Exercise goal:
Exactly reproduce the lines from the line bearing "Convert this screenshot" through the end of the listing, inclusive of both; pictures are to be omitted.

[Collected data entries]
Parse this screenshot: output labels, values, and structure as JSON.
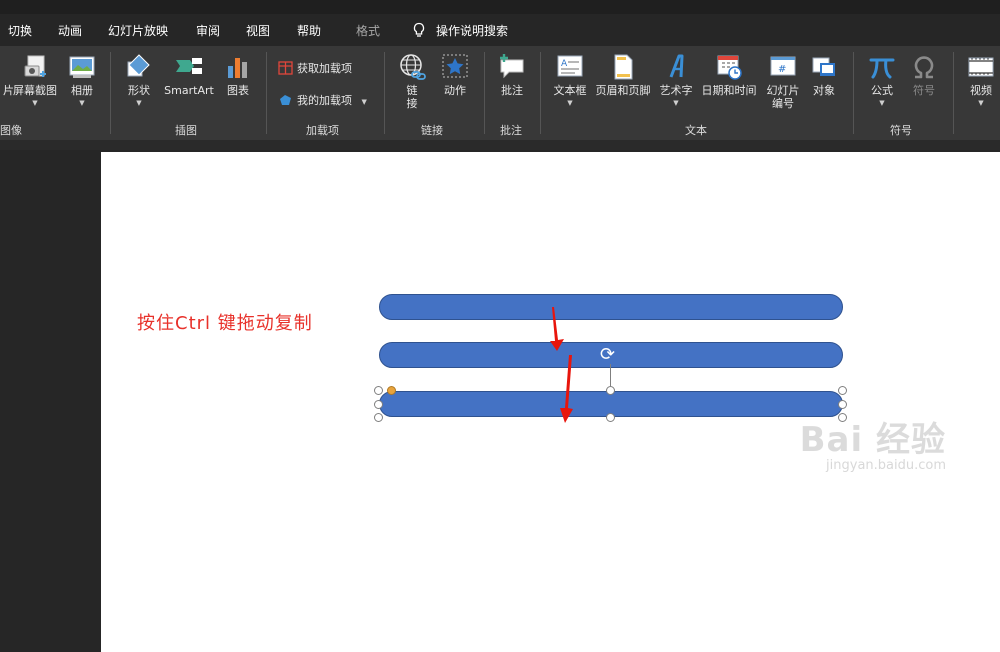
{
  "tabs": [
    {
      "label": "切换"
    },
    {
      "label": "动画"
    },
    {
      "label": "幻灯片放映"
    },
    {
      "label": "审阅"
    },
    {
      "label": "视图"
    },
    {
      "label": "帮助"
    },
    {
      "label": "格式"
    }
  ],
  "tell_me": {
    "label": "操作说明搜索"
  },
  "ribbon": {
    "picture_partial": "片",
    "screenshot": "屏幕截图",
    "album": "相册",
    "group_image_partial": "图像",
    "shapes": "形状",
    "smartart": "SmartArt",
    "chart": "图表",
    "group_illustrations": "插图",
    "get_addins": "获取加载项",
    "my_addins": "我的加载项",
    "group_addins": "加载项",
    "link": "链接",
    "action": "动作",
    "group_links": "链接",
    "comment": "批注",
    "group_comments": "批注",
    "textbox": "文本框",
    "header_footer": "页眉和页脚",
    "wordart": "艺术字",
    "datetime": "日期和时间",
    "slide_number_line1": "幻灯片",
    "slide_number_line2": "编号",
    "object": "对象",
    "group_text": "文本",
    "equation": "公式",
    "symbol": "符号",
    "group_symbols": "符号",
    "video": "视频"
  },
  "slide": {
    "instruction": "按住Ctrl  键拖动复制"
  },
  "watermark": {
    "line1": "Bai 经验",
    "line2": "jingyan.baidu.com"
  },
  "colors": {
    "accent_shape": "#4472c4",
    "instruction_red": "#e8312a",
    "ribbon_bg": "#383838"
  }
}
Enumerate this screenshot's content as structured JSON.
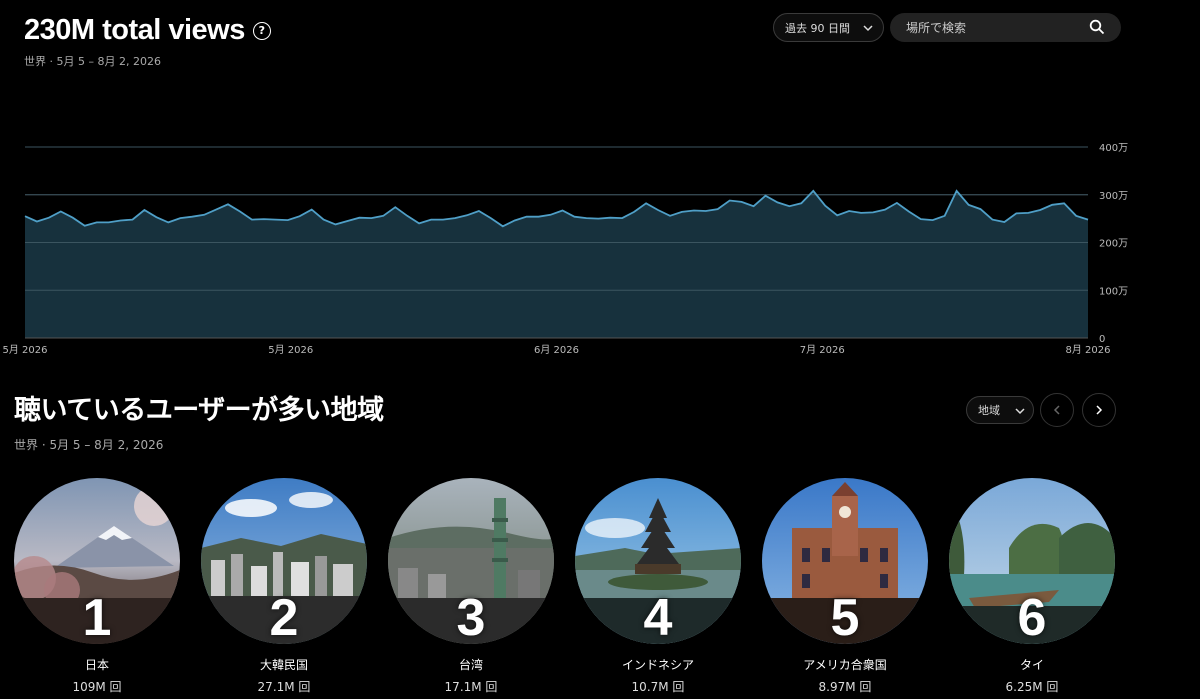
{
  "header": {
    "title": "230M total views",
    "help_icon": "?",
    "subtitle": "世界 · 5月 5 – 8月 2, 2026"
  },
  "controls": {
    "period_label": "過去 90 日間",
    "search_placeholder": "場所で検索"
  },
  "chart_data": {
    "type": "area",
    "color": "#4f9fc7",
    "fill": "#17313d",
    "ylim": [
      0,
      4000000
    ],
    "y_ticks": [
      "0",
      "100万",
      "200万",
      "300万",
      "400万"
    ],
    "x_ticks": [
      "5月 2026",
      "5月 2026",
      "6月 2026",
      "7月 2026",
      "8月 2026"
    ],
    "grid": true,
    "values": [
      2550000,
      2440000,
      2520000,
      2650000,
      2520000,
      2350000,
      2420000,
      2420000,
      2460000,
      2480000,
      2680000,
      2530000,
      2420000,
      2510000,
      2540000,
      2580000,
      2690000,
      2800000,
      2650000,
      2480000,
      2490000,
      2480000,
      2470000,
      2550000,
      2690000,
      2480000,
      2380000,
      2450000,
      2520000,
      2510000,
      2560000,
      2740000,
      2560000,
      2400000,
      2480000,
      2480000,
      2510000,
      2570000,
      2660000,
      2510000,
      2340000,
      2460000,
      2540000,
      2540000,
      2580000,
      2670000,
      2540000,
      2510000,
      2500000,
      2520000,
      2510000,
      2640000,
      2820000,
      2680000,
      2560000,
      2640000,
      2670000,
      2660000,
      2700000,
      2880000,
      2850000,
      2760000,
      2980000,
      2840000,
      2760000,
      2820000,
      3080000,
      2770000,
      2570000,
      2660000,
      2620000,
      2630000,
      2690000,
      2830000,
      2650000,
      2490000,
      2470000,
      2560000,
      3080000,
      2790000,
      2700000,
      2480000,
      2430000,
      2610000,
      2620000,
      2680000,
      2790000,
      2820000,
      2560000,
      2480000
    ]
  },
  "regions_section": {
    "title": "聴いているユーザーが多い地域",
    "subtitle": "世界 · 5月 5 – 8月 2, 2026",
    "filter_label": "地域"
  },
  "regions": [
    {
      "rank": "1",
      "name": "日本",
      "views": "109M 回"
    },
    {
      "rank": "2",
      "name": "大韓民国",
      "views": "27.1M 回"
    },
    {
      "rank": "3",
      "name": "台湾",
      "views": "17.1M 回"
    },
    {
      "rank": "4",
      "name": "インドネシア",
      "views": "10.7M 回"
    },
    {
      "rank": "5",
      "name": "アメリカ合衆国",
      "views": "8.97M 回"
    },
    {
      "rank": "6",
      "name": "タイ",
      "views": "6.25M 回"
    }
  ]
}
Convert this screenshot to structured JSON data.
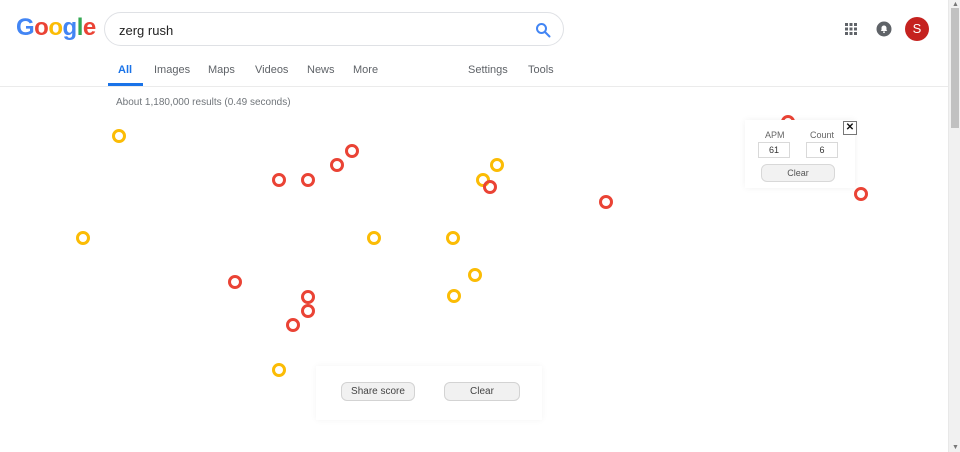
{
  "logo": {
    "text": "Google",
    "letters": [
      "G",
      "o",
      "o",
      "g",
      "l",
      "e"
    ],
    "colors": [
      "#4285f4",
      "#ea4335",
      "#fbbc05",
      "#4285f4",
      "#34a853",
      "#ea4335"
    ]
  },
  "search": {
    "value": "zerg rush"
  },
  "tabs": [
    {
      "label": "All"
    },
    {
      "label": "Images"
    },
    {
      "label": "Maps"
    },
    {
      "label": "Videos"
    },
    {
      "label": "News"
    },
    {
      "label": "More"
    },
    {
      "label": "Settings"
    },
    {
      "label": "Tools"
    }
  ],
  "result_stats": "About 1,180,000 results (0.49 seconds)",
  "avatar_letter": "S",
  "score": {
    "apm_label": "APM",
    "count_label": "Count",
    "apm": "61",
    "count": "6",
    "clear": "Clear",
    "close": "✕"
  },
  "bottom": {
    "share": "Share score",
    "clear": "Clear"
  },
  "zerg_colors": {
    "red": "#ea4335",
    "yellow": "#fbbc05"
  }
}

Completed exercise:
Convert this screenshot to structured JSON data.
{
  "logo": {
    "text": "Google",
    "letters": [
      "G",
      "o",
      "o",
      "g",
      "l",
      "e"
    ],
    "colors": [
      "#4285f4",
      "#ea4335",
      "#fbbc05",
      "#4285f4",
      "#34a853",
      "#ea4335"
    ]
  },
  "search": {
    "value": "zerg rush"
  },
  "tabs": [
    {
      "label": "All"
    },
    {
      "label": "Images"
    },
    {
      "label": "Maps"
    },
    {
      "label": "Videos"
    },
    {
      "label": "News"
    },
    {
      "label": "More"
    },
    {
      "label": "Settings"
    },
    {
      "label": "Tools"
    }
  ],
  "result_stats": "About 1,180,000 results (0.49 seconds)",
  "avatar_letter": "S",
  "score": {
    "apm_label": "APM",
    "count_label": "Count",
    "apm": "61",
    "count": "6",
    "clear": "Clear",
    "close": "✕"
  },
  "bottom": {
    "share": "Share score",
    "clear": "Clear"
  },
  "zerg_colors": {
    "red": "#ea4335",
    "yellow": "#fbbc05"
  }
}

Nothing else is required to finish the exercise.